● WHAT IS REQUIRED:
Extract every line in the records that contains the word "open", matching case exactly.
··· DATA PROVIDED
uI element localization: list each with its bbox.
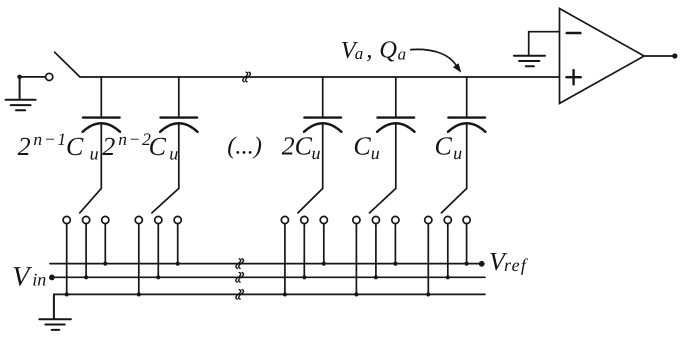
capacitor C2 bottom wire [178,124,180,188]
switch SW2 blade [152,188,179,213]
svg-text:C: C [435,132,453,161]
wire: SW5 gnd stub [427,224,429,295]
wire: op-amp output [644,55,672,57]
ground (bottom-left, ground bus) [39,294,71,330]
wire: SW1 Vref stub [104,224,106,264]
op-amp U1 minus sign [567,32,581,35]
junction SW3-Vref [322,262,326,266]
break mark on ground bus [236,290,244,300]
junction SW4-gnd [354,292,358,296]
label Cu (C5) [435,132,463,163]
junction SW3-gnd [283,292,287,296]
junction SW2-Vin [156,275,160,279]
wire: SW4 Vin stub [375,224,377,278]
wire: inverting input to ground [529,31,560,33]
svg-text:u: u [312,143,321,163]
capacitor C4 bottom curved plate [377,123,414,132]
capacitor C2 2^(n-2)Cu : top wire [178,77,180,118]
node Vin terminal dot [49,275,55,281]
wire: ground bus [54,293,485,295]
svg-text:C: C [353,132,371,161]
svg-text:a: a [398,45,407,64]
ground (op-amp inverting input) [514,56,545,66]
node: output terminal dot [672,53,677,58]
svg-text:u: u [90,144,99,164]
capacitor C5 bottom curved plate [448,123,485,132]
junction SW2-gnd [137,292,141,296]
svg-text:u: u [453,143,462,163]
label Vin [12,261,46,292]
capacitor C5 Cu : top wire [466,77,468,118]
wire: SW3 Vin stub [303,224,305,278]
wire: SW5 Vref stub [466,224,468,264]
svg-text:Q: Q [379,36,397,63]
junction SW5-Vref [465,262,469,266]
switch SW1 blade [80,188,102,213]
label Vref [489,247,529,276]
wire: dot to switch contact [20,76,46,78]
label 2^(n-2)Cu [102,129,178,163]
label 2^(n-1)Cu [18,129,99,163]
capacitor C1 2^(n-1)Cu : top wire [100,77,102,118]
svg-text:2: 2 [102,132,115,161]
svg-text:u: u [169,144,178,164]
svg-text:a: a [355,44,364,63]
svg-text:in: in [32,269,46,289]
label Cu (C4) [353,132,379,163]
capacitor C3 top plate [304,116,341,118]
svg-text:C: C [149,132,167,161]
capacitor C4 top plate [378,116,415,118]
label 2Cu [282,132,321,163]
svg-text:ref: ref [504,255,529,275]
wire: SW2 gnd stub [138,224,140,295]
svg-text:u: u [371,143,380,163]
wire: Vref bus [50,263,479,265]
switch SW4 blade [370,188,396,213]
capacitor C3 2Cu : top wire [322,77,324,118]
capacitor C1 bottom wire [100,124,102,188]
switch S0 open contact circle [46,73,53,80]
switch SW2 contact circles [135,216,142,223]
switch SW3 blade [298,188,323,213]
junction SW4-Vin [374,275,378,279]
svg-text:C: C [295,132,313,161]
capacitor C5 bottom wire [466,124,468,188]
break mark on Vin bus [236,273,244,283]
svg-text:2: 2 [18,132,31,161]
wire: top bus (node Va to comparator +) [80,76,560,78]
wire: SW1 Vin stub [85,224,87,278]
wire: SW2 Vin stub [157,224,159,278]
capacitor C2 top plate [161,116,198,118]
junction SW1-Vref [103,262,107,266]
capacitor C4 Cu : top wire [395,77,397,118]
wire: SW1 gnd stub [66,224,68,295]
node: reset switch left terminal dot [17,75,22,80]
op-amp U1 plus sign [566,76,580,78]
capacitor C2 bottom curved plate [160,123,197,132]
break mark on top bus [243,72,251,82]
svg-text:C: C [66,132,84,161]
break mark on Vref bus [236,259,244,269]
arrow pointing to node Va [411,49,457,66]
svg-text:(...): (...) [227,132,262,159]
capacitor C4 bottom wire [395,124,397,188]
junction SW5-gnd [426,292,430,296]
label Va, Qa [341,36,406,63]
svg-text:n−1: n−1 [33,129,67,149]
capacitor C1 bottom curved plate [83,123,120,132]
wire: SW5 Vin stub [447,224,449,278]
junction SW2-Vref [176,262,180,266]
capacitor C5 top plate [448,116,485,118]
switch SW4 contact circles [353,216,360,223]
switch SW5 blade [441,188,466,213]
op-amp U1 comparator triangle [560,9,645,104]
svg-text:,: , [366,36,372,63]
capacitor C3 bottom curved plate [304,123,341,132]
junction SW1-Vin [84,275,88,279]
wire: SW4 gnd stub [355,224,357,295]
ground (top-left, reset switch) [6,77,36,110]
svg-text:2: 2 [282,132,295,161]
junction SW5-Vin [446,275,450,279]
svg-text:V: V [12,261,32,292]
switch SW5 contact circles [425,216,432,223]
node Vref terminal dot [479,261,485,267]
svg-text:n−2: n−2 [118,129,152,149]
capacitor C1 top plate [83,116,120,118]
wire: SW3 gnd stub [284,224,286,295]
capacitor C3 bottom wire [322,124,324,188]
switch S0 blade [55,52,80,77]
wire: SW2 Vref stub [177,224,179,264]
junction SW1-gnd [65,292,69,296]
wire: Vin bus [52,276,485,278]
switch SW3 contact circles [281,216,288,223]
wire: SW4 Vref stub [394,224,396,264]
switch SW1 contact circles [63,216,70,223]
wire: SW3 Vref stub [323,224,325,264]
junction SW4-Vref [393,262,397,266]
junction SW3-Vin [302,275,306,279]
······
··· DATA PROVIDED
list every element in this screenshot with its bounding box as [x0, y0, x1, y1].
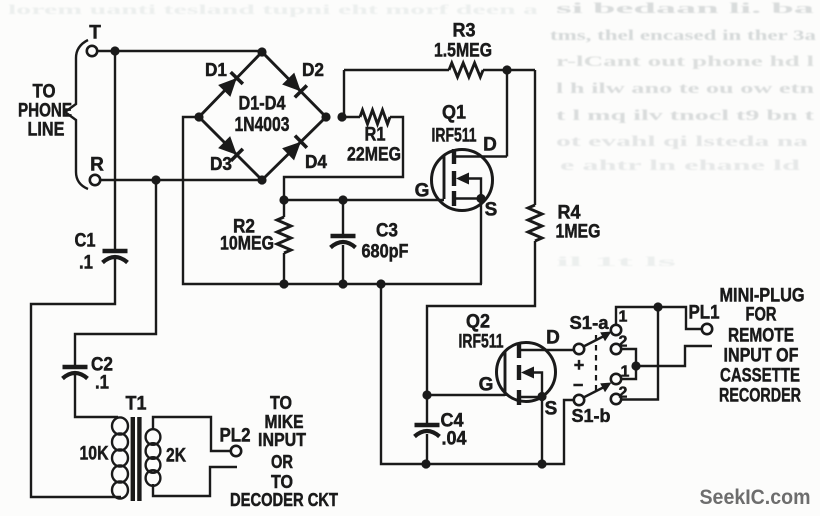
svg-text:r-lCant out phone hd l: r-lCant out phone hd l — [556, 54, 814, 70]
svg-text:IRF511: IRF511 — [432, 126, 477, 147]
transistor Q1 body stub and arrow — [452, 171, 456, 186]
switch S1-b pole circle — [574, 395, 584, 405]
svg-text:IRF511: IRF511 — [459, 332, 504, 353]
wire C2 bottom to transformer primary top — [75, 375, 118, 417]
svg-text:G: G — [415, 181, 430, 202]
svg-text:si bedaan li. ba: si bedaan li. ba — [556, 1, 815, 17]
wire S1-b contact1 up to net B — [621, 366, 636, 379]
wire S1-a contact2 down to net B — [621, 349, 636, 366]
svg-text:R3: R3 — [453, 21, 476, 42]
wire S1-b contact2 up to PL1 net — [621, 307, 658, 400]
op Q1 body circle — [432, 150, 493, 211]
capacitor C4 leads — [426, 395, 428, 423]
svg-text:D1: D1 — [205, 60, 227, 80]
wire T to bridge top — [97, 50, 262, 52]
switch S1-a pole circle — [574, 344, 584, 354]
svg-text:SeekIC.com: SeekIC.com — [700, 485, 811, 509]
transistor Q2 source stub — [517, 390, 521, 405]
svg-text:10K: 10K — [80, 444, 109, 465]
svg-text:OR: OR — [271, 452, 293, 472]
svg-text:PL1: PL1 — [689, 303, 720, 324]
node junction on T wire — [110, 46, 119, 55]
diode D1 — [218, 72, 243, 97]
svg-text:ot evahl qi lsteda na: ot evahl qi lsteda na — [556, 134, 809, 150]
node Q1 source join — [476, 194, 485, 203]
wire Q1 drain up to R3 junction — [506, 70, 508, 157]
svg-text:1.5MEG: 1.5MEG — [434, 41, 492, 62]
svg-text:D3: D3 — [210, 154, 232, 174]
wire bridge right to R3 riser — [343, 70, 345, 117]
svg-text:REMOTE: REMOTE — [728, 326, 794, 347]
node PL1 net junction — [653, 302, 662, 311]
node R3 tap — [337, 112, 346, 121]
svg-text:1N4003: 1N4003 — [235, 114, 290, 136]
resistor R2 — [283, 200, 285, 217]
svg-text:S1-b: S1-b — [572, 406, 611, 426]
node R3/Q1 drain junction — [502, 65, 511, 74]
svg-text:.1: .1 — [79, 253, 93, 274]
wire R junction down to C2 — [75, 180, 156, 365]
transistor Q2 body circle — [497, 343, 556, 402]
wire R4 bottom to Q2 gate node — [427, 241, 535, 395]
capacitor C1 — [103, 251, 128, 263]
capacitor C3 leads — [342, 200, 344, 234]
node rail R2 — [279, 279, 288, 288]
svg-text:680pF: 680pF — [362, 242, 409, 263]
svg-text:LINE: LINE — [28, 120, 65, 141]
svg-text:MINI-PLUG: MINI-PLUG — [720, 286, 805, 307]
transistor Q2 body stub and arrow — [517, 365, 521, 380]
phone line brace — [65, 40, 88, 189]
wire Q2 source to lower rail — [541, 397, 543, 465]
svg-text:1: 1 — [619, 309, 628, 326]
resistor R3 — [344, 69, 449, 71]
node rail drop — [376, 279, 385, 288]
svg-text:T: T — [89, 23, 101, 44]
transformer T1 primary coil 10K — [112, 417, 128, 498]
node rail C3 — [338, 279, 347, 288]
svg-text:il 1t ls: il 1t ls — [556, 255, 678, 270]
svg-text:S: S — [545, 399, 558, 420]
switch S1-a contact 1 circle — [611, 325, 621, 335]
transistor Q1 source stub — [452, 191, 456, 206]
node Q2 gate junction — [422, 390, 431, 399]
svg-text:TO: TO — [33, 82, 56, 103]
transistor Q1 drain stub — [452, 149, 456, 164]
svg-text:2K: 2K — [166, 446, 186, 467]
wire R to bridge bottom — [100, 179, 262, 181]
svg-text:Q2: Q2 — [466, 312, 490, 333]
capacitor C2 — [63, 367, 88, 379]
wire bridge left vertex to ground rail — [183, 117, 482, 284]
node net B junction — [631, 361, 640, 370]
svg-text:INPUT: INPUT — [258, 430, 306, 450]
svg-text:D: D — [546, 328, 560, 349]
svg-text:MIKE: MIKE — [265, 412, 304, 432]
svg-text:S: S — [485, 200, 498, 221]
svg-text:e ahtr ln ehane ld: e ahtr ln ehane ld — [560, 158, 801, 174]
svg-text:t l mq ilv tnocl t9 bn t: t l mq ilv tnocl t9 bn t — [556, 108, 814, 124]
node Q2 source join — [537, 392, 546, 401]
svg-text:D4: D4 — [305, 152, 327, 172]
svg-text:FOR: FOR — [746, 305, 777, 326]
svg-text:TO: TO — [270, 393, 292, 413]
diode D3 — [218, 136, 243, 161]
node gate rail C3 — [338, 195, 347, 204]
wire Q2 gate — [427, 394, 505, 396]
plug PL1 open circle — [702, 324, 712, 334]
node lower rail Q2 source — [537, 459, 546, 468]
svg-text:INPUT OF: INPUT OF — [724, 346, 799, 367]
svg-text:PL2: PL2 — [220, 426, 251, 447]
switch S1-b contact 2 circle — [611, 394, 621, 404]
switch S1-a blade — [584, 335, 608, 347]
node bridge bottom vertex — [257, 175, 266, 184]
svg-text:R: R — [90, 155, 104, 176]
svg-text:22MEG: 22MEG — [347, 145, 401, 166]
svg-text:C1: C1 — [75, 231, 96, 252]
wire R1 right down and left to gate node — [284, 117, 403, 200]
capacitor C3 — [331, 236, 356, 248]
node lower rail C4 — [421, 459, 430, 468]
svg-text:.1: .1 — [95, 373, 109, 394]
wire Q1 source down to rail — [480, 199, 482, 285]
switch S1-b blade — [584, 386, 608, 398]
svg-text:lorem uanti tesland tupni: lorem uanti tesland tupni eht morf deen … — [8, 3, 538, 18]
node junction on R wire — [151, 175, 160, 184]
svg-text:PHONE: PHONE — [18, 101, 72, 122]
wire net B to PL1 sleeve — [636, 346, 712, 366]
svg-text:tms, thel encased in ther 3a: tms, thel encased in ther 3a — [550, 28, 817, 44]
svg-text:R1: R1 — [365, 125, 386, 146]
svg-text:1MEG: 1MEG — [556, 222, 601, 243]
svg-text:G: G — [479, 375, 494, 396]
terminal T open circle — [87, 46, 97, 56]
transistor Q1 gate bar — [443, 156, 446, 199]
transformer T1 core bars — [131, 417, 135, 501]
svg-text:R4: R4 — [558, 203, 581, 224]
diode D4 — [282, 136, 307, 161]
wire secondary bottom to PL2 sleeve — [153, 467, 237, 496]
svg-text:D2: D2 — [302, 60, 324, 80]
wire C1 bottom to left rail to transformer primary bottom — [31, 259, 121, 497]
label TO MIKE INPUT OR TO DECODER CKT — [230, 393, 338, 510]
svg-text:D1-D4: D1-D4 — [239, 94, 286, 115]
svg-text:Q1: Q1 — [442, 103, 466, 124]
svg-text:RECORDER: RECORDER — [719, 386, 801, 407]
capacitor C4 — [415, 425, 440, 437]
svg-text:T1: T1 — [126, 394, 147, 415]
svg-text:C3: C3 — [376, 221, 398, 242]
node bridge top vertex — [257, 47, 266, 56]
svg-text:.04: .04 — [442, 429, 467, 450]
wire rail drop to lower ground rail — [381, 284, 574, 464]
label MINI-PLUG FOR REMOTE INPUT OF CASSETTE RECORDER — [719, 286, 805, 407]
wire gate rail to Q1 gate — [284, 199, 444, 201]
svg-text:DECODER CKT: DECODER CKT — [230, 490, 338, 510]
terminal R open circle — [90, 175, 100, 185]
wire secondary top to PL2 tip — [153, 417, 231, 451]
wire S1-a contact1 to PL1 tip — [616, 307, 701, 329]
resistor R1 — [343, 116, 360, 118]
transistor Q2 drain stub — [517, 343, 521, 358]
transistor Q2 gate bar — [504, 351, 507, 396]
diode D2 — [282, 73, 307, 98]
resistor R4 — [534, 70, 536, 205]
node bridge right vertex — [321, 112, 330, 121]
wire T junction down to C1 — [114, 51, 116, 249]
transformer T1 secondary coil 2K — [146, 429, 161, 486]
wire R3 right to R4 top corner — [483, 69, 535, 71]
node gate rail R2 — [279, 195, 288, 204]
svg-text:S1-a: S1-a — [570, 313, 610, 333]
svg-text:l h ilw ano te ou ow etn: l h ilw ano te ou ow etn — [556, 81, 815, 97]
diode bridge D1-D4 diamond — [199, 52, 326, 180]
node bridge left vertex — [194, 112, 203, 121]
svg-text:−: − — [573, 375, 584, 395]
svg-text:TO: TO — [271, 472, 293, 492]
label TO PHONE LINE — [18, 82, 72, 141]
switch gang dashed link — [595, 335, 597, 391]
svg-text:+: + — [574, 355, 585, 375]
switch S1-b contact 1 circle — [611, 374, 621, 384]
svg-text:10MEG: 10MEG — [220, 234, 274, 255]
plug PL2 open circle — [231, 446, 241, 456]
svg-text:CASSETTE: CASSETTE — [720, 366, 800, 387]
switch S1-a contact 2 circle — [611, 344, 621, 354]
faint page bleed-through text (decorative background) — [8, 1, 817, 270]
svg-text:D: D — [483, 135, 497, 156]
······
● THE RESULT:
switch S0 open contact circle [46,73,53,80]
plug PL1 open circle — [702, 324, 712, 334]
terminal T open circle — [87, 46, 97, 56]
terminal R open circle — [90, 175, 100, 185]
plug PL2 open circle — [231, 446, 241, 456]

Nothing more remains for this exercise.